— START —

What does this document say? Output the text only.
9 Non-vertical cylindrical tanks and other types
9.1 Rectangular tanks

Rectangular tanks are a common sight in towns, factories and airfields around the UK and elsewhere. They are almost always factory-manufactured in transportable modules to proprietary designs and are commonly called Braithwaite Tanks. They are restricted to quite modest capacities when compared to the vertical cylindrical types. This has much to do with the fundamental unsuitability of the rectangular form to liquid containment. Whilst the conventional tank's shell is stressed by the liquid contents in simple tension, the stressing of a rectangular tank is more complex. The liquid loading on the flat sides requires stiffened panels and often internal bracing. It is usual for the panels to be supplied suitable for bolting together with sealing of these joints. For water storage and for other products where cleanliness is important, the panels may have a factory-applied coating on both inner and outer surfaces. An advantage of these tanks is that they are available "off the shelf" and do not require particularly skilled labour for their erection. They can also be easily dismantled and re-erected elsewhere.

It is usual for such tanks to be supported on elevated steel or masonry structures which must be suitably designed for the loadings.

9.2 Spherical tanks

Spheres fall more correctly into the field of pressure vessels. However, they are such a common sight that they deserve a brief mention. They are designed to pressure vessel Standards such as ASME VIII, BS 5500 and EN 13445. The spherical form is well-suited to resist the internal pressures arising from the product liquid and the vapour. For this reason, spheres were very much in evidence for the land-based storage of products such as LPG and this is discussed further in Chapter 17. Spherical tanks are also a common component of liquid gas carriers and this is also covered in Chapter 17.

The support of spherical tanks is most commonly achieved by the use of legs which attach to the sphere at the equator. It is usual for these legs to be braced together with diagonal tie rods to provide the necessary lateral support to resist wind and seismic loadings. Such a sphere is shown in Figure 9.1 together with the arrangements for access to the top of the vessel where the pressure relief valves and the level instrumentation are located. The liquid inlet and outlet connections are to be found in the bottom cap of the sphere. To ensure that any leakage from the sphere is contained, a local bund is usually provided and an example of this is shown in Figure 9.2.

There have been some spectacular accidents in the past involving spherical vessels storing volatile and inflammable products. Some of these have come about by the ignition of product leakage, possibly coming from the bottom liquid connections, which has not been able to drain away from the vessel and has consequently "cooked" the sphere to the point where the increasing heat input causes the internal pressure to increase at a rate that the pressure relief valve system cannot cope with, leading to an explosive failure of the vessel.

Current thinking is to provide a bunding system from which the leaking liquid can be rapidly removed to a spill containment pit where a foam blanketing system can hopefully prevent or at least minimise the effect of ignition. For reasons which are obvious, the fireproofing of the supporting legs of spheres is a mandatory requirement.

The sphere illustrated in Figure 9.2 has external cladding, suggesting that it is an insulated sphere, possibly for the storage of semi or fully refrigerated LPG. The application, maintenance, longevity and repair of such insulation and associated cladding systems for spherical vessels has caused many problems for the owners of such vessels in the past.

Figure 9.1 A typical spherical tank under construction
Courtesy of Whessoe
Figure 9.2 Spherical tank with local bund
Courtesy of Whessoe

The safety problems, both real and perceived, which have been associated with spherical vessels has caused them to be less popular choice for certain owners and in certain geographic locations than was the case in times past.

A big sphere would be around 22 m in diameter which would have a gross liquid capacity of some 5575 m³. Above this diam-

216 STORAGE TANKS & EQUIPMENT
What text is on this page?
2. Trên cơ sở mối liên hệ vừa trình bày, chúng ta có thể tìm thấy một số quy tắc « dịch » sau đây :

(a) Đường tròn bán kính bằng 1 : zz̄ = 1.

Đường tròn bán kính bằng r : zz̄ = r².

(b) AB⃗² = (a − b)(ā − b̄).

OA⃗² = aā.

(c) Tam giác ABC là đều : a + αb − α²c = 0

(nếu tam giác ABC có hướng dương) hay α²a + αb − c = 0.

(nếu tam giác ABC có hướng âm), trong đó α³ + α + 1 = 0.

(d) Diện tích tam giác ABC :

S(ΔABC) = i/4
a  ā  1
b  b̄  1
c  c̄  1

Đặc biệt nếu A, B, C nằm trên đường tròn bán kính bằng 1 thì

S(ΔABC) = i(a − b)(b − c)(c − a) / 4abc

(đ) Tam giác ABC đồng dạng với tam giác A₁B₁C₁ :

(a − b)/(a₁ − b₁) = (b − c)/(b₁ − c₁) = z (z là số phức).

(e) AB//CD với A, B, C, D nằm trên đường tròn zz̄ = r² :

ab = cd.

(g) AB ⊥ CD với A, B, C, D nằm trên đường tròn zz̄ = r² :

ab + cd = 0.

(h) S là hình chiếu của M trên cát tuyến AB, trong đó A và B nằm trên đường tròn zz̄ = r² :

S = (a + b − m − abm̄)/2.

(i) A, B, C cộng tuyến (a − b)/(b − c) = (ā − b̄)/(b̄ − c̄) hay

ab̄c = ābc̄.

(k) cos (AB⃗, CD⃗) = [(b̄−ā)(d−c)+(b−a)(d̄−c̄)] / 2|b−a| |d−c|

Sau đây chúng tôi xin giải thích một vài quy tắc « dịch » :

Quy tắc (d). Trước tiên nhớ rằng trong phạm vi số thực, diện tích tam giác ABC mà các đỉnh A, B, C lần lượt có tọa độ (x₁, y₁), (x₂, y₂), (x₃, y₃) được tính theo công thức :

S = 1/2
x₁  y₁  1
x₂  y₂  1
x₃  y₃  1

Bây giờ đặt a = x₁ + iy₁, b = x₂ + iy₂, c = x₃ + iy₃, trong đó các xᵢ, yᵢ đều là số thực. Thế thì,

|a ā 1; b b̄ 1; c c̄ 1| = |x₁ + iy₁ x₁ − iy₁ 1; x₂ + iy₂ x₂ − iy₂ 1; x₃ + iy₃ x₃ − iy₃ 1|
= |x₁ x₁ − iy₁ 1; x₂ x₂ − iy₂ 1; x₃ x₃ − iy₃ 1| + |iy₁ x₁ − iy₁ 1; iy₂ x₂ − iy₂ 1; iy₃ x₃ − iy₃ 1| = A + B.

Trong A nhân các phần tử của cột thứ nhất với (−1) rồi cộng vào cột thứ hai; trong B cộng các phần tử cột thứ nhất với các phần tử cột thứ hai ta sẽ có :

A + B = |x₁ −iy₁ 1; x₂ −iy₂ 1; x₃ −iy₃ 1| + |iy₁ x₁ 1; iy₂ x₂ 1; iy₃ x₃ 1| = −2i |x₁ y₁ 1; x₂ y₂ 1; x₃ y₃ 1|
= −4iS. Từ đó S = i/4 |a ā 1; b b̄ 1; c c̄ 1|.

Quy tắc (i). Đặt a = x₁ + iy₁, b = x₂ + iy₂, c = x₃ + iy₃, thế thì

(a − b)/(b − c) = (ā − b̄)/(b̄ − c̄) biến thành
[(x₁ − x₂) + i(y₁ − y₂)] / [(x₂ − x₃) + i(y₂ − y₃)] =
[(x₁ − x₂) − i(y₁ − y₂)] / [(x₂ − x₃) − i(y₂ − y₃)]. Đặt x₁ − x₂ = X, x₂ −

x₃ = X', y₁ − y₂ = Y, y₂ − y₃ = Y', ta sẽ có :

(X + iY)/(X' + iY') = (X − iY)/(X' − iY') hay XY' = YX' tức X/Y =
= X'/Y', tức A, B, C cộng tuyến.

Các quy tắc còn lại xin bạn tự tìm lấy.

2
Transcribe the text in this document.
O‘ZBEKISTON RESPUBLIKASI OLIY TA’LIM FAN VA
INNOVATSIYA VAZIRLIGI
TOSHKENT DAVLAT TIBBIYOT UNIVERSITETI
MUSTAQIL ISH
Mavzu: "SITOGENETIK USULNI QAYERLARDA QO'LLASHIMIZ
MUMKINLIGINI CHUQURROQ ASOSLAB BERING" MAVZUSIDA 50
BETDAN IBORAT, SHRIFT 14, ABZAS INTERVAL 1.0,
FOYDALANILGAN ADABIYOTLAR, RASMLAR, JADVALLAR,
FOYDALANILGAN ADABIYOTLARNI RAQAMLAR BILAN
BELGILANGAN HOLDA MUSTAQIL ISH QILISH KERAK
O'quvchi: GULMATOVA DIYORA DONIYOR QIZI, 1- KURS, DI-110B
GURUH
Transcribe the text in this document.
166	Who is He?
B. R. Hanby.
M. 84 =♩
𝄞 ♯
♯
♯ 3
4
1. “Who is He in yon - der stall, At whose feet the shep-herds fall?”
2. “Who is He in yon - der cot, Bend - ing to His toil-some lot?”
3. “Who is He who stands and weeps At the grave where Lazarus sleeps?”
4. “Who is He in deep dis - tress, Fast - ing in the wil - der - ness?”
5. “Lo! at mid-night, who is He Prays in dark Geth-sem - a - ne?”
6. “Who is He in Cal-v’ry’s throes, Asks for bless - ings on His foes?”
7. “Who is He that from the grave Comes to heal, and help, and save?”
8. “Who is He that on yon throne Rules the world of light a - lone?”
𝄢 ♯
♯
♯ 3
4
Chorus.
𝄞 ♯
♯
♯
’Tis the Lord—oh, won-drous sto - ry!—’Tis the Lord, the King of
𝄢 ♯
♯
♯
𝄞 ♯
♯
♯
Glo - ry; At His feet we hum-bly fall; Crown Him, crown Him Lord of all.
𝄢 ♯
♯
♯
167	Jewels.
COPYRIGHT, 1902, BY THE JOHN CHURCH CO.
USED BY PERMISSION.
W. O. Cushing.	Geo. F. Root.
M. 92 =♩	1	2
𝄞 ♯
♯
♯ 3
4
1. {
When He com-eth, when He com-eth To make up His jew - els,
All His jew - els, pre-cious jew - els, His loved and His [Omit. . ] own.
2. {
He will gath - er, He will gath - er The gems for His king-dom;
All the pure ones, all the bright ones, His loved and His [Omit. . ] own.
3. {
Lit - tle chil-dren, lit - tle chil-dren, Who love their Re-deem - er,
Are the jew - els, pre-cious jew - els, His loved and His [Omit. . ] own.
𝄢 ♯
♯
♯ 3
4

— END —

What you should do
Filter the records above for lines containing the word "bottom", and copy those lines.

The solution
The support of spherical tanks is most commonly achieved by the use of legs which attach to the sphere at the equator. It is usual for these legs to be braced together with diagonal tie rods to provide the necessary lateral support to resist wind and seismic loadings. Such a sphere is shown in Figure 9.1 together with the arrangements for access to the top of the vessel where the pressure relief valves and the level instrumentation are located. The liquid inlet and outlet connections are to be found in the bottom cap of the sphere. To ensure that any leakage from the sphere is contained, a local bund is usually provided and an example of this is shown in Figure 9.2.
There have been some spectacular accidents in the past involving spherical vessels storing volatile and inflammable products. Some of these have come about by the ignition of product leakage, possibly coming from the bottom liquid connections, which has not been able to drain away from the vessel and has consequently "cooked" the sphere to the point where the increasing heat input causes the internal pressure to increase at a rate that the pressure relief valve system cannot cope with, leading to an explosive failure of the vessel.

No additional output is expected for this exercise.